WORK TO BE COMPLETED: Below is a block of records; reproduce all of them exactly and leave out any pictures.

=== RECORDS PROVIDED ===

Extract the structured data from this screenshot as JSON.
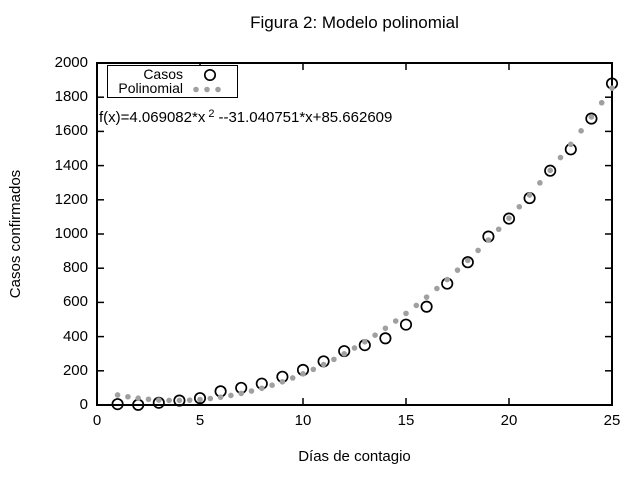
{
  "window": {
    "background": "#ffffff",
    "foreground": "#000000"
  },
  "chart_data": {
    "type": "scatter",
    "title": "Figura 2: Modelo polinomial",
    "xlabel": "Días de contagio",
    "ylabel": "Casos confirmados",
    "xlim": [
      0,
      25
    ],
    "ylim": [
      0,
      2000
    ],
    "xticks": [
      0,
      5,
      10,
      15,
      20,
      25
    ],
    "yticks": [
      0,
      200,
      400,
      600,
      800,
      1000,
      1200,
      1400,
      1600,
      1800,
      2000
    ],
    "grid": false,
    "legend_position": "top-left-inside",
    "legend": [
      {
        "label": "Casos",
        "marker": "open-circle",
        "color": "#000000"
      },
      {
        "label": "Polinomial",
        "marker": "dots",
        "color": "#a0a0a0"
      }
    ],
    "annotation": {
      "prefix": "f(x)=4.069082*x",
      "superscript": "2",
      "suffix": "--31.040751*x+85.662609"
    },
    "series": [
      {
        "name": "Casos",
        "type": "points",
        "marker": "open-circle",
        "color": "#000000",
        "x": [
          1,
          2,
          3,
          4,
          5,
          6,
          7,
          8,
          9,
          10,
          11,
          12,
          13,
          14,
          15,
          16,
          17,
          18,
          19,
          20,
          21,
          22,
          23,
          24,
          25
        ],
        "y": [
          5,
          1,
          13,
          26,
          40,
          80,
          100,
          125,
          165,
          205,
          255,
          315,
          350,
          390,
          470,
          575,
          710,
          835,
          985,
          1090,
          1210,
          1370,
          1495,
          1675,
          1880
        ]
      },
      {
        "name": "Polinomial",
        "type": "function_points",
        "marker": "dot",
        "color": "#a0a0a0",
        "function": "f(x)=4.069082*x^2-31.040751*x+85.662609",
        "coefficients": {
          "x2": 4.069082,
          "x1": -31.040751,
          "x0": 85.662609
        },
        "x_start": 1,
        "x_end": 25,
        "x_step": 0.5
      }
    ]
  }
}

===

RESULT OF THIS EXERCISE:
Extract the structured data from this screenshot as JSON.
{
  "window": {
    "background": "#ffffff",
    "foreground": "#000000"
  },
  "chart_data": {
    "type": "scatter",
    "title": "Figura 2: Modelo polinomial",
    "xlabel": "Días de contagio",
    "ylabel": "Casos confirmados",
    "xlim": [
      0,
      25
    ],
    "ylim": [
      0,
      2000
    ],
    "xticks": [
      0,
      5,
      10,
      15,
      20,
      25
    ],
    "yticks": [
      0,
      200,
      400,
      600,
      800,
      1000,
      1200,
      1400,
      1600,
      1800,
      2000
    ],
    "grid": false,
    "legend_position": "top-left-inside",
    "legend": [
      {
        "label": "Casos",
        "marker": "open-circle",
        "color": "#000000"
      },
      {
        "label": "Polinomial",
        "marker": "dots",
        "color": "#a0a0a0"
      }
    ],
    "annotation": {
      "prefix": "f(x)=4.069082*x",
      "superscript": "2",
      "suffix": "--31.040751*x+85.662609"
    },
    "series": [
      {
        "name": "Casos",
        "type": "points",
        "marker": "open-circle",
        "color": "#000000",
        "x": [
          1,
          2,
          3,
          4,
          5,
          6,
          7,
          8,
          9,
          10,
          11,
          12,
          13,
          14,
          15,
          16,
          17,
          18,
          19,
          20,
          21,
          22,
          23,
          24,
          25
        ],
        "y": [
          5,
          1,
          13,
          26,
          40,
          80,
          100,
          125,
          165,
          205,
          255,
          315,
          350,
          390,
          470,
          575,
          710,
          835,
          985,
          1090,
          1210,
          1370,
          1495,
          1675,
          1880
        ]
      },
      {
        "name": "Polinomial",
        "type": "function_points",
        "marker": "dot",
        "color": "#a0a0a0",
        "function": "f(x)=4.069082*x^2-31.040751*x+85.662609",
        "coefficients": {
          "x2": 4.069082,
          "x1": -31.040751,
          "x0": 85.662609
        },
        "x_start": 1,
        "x_end": 25,
        "x_step": 0.5
      }
    ]
  }
}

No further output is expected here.